Set task: Tally the lines in the listing below that contain "Enrichment" and report the tally alone.

Dataset entries on figures
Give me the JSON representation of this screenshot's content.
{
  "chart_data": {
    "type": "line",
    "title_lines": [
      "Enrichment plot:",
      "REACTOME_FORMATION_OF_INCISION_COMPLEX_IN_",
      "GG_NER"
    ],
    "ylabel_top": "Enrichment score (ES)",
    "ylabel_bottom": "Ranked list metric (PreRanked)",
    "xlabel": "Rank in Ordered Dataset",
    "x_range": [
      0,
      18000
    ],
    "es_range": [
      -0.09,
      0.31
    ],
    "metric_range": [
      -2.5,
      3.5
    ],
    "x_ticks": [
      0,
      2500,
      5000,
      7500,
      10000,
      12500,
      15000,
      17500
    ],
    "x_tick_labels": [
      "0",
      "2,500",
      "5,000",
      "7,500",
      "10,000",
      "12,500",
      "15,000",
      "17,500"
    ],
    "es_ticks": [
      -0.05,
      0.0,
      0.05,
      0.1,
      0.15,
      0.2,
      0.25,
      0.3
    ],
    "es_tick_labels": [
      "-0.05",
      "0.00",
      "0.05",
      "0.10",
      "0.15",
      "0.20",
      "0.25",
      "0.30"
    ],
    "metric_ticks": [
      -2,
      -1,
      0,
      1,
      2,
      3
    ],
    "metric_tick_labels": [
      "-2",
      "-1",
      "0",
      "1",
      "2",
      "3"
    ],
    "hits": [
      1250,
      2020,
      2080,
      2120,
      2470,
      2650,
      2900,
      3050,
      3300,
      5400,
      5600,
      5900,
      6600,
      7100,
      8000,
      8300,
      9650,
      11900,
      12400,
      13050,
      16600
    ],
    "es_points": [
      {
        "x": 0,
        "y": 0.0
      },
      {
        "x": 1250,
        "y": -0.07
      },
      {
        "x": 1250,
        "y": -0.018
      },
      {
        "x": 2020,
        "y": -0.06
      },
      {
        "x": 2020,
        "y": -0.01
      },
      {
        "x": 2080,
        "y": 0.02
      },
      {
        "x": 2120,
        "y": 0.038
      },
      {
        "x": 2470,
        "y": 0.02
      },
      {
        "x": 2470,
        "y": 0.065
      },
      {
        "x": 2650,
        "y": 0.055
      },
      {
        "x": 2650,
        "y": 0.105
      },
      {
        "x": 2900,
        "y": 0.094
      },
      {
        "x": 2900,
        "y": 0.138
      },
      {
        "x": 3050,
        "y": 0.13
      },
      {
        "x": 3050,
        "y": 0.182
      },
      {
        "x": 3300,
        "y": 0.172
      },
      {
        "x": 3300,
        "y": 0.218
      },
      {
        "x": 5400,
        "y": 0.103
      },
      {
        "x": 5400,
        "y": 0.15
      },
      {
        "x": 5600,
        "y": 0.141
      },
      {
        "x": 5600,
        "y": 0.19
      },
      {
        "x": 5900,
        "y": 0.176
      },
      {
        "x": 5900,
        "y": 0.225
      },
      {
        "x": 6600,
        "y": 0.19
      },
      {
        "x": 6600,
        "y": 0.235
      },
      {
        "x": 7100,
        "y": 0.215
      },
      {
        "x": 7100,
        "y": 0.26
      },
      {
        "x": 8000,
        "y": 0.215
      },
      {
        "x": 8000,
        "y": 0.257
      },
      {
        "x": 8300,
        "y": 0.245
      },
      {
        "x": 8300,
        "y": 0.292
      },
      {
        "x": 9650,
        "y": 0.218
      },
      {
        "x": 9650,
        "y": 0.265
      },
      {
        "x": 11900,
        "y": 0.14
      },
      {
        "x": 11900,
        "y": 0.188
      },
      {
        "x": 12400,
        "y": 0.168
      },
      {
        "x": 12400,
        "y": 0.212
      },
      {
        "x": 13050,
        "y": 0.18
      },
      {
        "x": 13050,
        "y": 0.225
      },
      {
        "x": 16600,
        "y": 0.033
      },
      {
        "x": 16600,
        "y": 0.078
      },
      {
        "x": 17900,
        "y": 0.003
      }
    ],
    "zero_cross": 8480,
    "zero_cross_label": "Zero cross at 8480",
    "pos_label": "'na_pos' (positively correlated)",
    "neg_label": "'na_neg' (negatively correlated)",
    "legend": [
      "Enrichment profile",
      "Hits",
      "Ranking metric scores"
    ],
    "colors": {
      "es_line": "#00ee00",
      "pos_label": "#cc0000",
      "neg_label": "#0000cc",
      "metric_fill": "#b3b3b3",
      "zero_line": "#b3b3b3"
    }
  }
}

Answer for this exercise: 3